**The task**: Work through the records below and tally every line containing "ovat". Reply with the total alone.

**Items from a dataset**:
━━━━━━
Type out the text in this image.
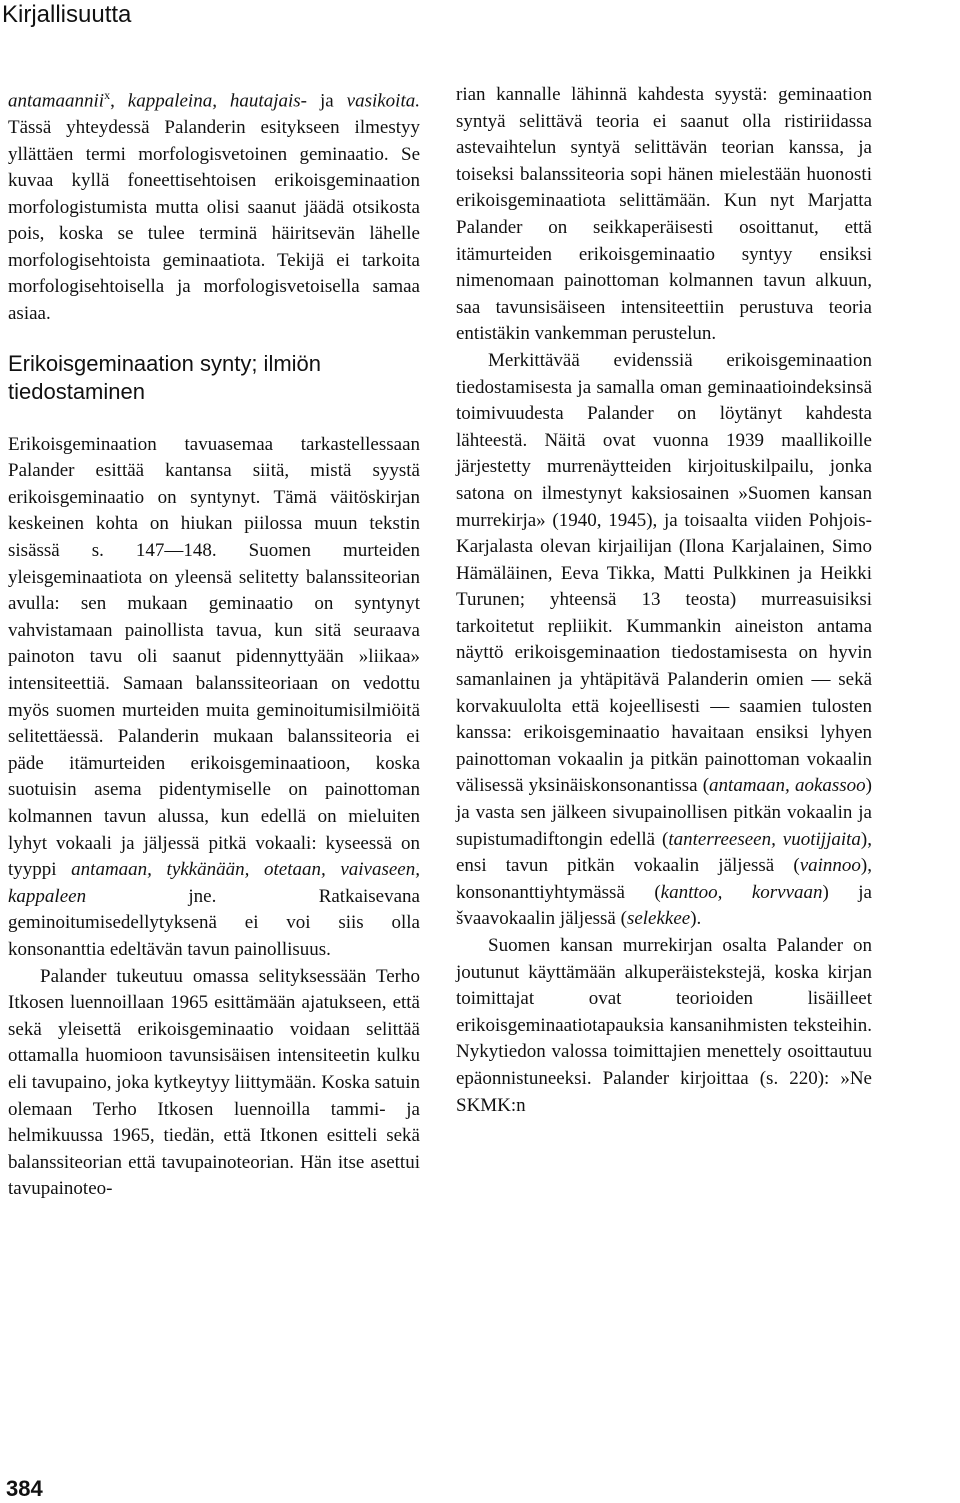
Kirjallisuutta

antamaannii$^x$, kappaleina, hautajais- ja vasikoita. Tässä yhteydessä Palanderin esitykseen ilmestyy yllättäen termi morfologisvetoinen geminaatio. Se kuvaa kyllä foneettisehtoisen erikoisgeminaation morfologistumista mutta olisi saanut jäädä otsikosta pois, koska se tulee terminä häiritsevän lähelle morfologisehtoista geminaatiota. Tekijä ei tarkoita morfologisehtoisella ja morfologisvetoisella samaa asiaa.

Erikoisgeminaation synty; ilmiön tiedostaminen

Erikoisgeminaation tavuasemaa tarkastellessaan Palander esittää kantansa siitä, mistä syystä erikoisgeminaatio on syntynyt. Tämä väitöskirjan keskeinen kohta on hiukan piilossa muun tekstin sisässä s. 147—148. Suomen murteiden yleisgeminaatiota on yleensä selitetty balanssiteorian avulla: sen mukaan geminaatio on syntynyt vahvistamaan painollista tavua, kun sitä seuraava painoton tavu oli saanut pidennyttyään »liikaa» intensiteettiä. Samaan balanssiteoriaan on vedottu myös suomen murteiden muita geminoitumisilmiöitä selitettäessä. Palanderin mukaan balanssiteoria ei päde itämurteiden erikoisgeminaatioon, koska suotuisin asema pidentymiselle on painottoman kolmannen tavun alussa, kun edellä on mieluiten lyhyt vokaali ja jäljessä pitkä vokaali: kyseessä on tyyppi antamaan, tykkänään, otetaan, vaivaseen, kappaleen jne. Ratkaisevana geminoitumisedellytyksenä ei voi siis olla konsonanttia edeltävän tavun painollisuus.

Palander tukeutuu omassa selityksessään Terho Itkosen luennoillaan 1965 esittämään ajatukseen, että sekä yleisettä erikoisgeminaatio voidaan selittää ottamalla huomioon tavunsisäisen intensiteetin kulku eli tavupaino, joka kytkeytyy liittymään. Koska satuin olemaan Terho Itkosen luennoilla tammi- ja helmikuussa 1965, tiedän, että Itkonen esitteli sekä balanssiteorian että tavupainoteorian. Hän itse asettui tavupainoteo-

rian kannalle lähinnä kahdesta syystä: geminaation syntyä selittävä teoria ei saanut olla ristiriidassa astevaihtelun syntyä selittävän teorian kanssa, ja toiseksi balanssiteoria sopi hänen mielestään huonosti erikoisgeminaatiota selittämään. Kun nyt Marjatta Palander on seikkaperäisesti osoittanut, että itämurteiden erikoisgeminaatio syntyy ensiksi nimenomaan painottoman kolmannen tavun alkuun, saa tavunsisäiseen intensiteettiin perustuva teoria entistäkin vankemman perustelun.

Merkittävää evidenssiä erikoisgeminaation tiedostamisesta ja samalla oman geminaatioindeksinsä toimivuudesta Palander on löytänyt kahdesta lähteestä. Näitä ovat vuonna 1939 maallikoille järjestetty murrenäytteiden kirjoituskilpailu, jonka satona on ilmestynyt kaksiosainen »Suomen kansan murrekirja» (1940, 1945), ja toisaalta viiden Pohjois-Karjalasta olevan kirjailijan (Ilona Karjalainen, Simo Hämäläinen, Eeva Tikka, Matti Pulkkinen ja Heikki Turunen; yhteensä 13 teosta) murreasuisiksi tarkoitetut repliikit. Kummankin aineiston antama näyttö erikoisgeminaation tiedostamisesta on hyvin samanlainen ja yhtäpitävä Palanderin omien — sekä korvakuulolta että kojeellisesti — saamien tulosten kanssa: erikoisgeminaatio havaitaan ensiksi lyhyen painottoman vokaalin ja pitkän painottoman vokaalin välisessä yksinäiskonsonantissa (antamaan, aokassoo) ja vasta sen jälkeen sivupainollisen pitkän vokaalin ja supistumadiftongin edellä (tanterreeseen, vuotijjaita), ensi tavun pitkän vokaalin jäljessä (vainnoo), konsonanttiyhtymässä (kanttoo, korvvaan) ja švaavokaalin jäljessä (selekkee).

Suomen kansan murrekirjan osalta Palander on joutunut käyttämään alkuperäistekstejä, koska kirjan toimittajat ovat teorioiden lisäilleet erikoisgeminaatiotapauksia kansanihmisten teksteihin. Nykytiedon valossa toimittajien menettely osoittautuu epäonnistuneeksi. Palander kirjoittaa (s. 220): »Ne SKMK:n

384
━━━━━━
**Solution for this problem**: 2